## START Items
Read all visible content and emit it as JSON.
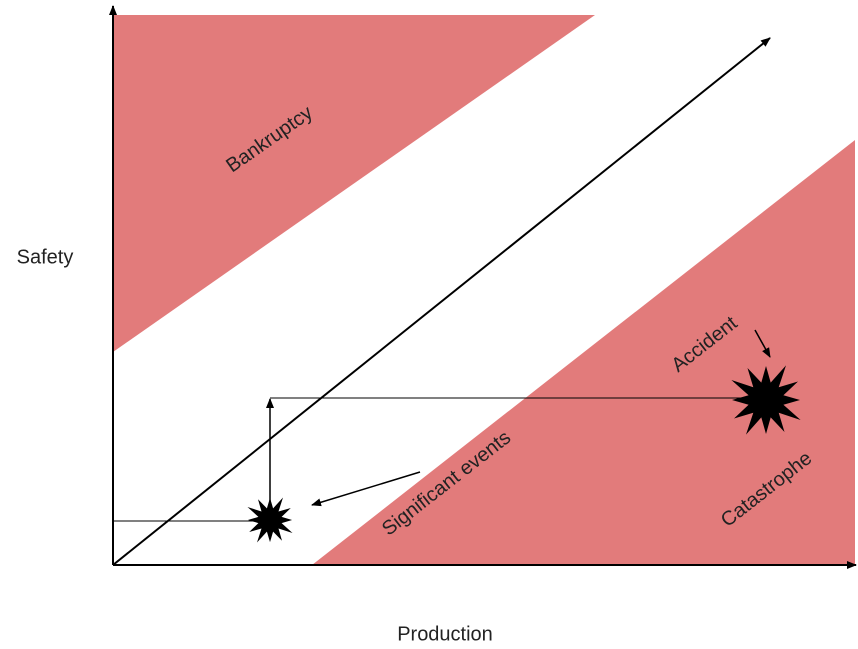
{
  "axes": {
    "y_label": "Safety",
    "x_label": "Production"
  },
  "regions": {
    "top": "Bankruptcy",
    "bottom": "Catastrophe"
  },
  "annotations": {
    "small_event": "Significant events",
    "large_event": "Accident"
  }
}
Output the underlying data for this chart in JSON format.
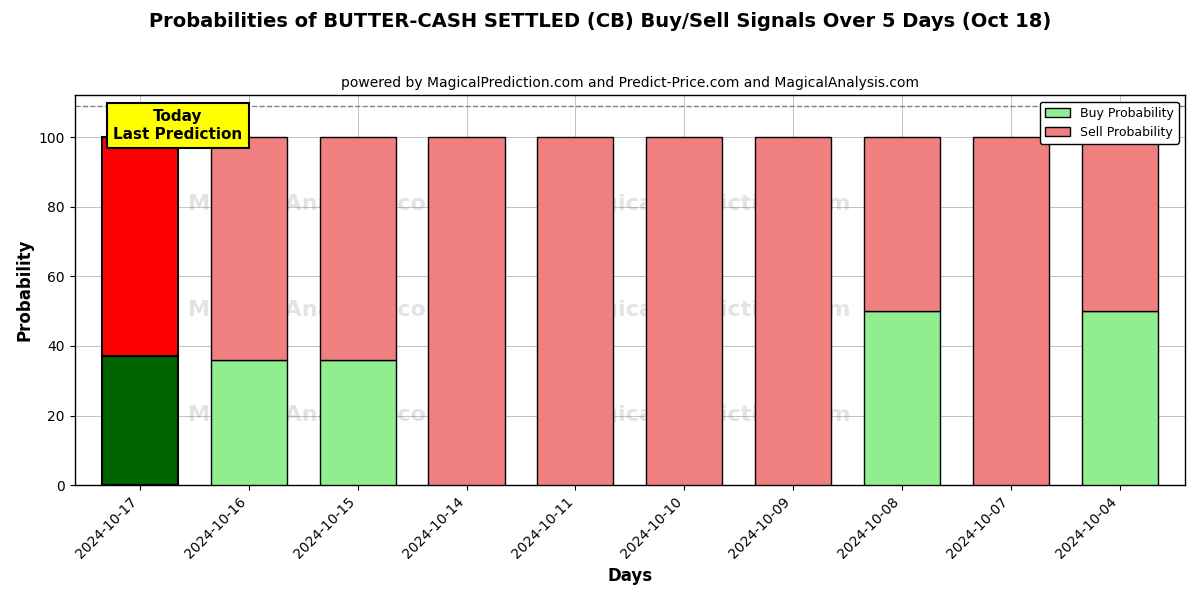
{
  "title": "Probabilities of BUTTER-CASH SETTLED (CB) Buy/Sell Signals Over 5 Days (Oct 18)",
  "subtitle": "powered by MagicalPrediction.com and Predict-Price.com and MagicalAnalysis.com",
  "xlabel": "Days",
  "ylabel": "Probability",
  "categories": [
    "2024-10-17",
    "2024-10-16",
    "2024-10-15",
    "2024-10-14",
    "2024-10-11",
    "2024-10-10",
    "2024-10-09",
    "2024-10-08",
    "2024-10-07",
    "2024-10-04"
  ],
  "buy_values": [
    37,
    36,
    36,
    0,
    0,
    0,
    0,
    50,
    0,
    50
  ],
  "sell_values": [
    63,
    64,
    64,
    100,
    100,
    100,
    100,
    50,
    100,
    50
  ],
  "today_index": 0,
  "buy_color_today": "#006400",
  "sell_color_today": "#ff0000",
  "buy_color_other": "#90EE90",
  "sell_color_other": "#F08080",
  "bar_edgecolor": "#000000",
  "ylim_max": 112,
  "yticks": [
    0,
    20,
    40,
    60,
    80,
    100
  ],
  "dashed_line_y": 109,
  "legend_buy_label": "Buy Probability",
  "legend_sell_label": "Sell Probability",
  "today_label": "Today\nLast Prediction",
  "figsize": [
    12.0,
    6.0
  ],
  "dpi": 100,
  "background_color": "#ffffff",
  "grid_color": "#aaaaaa",
  "title_fontsize": 14,
  "subtitle_fontsize": 10,
  "axis_label_fontsize": 12,
  "tick_fontsize": 10,
  "bar_width": 0.7
}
## END Items
> _Work instructions_: Reproduce the full listing above verbatim, with no pictures included.

> _Full response_:
Read all visible content and emit it as JSON.
{
  "axes": {
    "y_label": "Safety",
    "x_label": "Production"
  },
  "regions": {
    "top": "Bankruptcy",
    "bottom": "Catastrophe"
  },
  "annotations": {
    "small_event": "Significant events",
    "large_event": "Accident"
  }
}
Output the underlying data for this chart in JSON format.
{
  "title": "Probabilities of BUTTER-CASH SETTLED (CB) Buy/Sell Signals Over 5 Days (Oct 18)",
  "subtitle": "powered by MagicalPrediction.com and Predict-Price.com and MagicalAnalysis.com",
  "xlabel": "Days",
  "ylabel": "Probability",
  "categories": [
    "2024-10-17",
    "2024-10-16",
    "2024-10-15",
    "2024-10-14",
    "2024-10-11",
    "2024-10-10",
    "2024-10-09",
    "2024-10-08",
    "2024-10-07",
    "2024-10-04"
  ],
  "buy_values": [
    37,
    36,
    36,
    0,
    0,
    0,
    0,
    50,
    0,
    50
  ],
  "sell_values": [
    63,
    64,
    64,
    100,
    100,
    100,
    100,
    50,
    100,
    50
  ],
  "today_index": 0,
  "buy_color_today": "#006400",
  "sell_color_today": "#ff0000",
  "buy_color_other": "#90EE90",
  "sell_color_other": "#F08080",
  "bar_edgecolor": "#000000",
  "ylim_max": 112,
  "yticks": [
    0,
    20,
    40,
    60,
    80,
    100
  ],
  "dashed_line_y": 109,
  "legend_buy_label": "Buy Probability",
  "legend_sell_label": "Sell Probability",
  "today_label": "Today\nLast Prediction",
  "figsize": [
    12.0,
    6.0
  ],
  "dpi": 100,
  "background_color": "#ffffff",
  "grid_color": "#aaaaaa",
  "title_fontsize": 14,
  "subtitle_fontsize": 10,
  "axis_label_fontsize": 12,
  "tick_fontsize": 10,
  "bar_width": 0.7
}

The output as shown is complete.